_TASK GOAL_: Report all lines holding "niveau".

╭──

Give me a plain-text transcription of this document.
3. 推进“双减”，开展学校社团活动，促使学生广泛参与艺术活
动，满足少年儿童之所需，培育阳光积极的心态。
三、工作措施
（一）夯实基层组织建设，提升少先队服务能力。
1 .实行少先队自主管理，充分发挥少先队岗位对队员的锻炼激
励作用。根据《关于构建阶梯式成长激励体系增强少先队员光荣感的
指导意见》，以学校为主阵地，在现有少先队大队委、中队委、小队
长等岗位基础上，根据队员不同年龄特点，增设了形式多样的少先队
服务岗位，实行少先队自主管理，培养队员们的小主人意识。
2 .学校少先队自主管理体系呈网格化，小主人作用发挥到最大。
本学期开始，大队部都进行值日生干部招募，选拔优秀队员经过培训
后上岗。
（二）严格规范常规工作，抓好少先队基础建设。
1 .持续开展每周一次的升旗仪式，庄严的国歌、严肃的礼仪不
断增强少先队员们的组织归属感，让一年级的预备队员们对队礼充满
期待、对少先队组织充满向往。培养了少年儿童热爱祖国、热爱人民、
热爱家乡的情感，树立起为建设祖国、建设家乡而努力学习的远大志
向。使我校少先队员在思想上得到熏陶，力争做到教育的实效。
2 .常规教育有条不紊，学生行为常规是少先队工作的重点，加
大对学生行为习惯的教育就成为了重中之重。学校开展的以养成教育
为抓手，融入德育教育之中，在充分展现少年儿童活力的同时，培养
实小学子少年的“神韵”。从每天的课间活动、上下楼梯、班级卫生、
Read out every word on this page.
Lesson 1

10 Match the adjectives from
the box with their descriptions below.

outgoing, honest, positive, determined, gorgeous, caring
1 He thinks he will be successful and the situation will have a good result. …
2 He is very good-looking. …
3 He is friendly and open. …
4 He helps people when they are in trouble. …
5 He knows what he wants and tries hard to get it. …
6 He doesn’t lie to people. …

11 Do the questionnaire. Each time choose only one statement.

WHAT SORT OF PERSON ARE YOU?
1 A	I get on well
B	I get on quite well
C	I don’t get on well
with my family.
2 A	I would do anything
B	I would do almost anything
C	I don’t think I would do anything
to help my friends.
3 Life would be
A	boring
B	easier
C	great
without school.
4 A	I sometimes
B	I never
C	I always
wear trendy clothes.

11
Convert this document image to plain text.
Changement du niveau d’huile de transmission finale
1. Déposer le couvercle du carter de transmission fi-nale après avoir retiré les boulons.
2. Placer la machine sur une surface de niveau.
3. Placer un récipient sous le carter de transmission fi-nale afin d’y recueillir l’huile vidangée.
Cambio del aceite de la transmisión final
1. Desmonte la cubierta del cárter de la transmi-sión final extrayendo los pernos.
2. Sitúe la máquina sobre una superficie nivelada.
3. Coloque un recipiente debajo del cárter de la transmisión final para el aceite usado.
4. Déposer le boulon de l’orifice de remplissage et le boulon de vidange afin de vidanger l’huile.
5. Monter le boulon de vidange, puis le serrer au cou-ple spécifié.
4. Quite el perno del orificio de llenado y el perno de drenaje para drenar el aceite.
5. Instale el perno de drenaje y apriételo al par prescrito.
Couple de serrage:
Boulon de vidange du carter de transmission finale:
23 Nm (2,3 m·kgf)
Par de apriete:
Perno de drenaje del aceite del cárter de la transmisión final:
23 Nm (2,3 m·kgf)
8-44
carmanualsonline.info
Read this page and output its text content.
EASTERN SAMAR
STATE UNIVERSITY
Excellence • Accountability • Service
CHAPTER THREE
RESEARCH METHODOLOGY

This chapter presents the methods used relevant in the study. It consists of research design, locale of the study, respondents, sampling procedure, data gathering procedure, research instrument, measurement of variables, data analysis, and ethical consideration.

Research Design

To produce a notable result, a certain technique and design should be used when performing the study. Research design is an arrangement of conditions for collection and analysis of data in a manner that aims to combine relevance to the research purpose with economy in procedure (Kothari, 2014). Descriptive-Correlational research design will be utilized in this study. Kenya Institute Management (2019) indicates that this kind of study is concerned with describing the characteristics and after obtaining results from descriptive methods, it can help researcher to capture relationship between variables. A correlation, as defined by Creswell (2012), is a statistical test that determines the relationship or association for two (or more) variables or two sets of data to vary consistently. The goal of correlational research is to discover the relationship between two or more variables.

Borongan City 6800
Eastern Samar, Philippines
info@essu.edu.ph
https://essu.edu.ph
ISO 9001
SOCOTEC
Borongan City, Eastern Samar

╰──

_RESULT_:
Changement du niveau d’huile de transmission finale
2. Placer la machine sur une surface de niveau.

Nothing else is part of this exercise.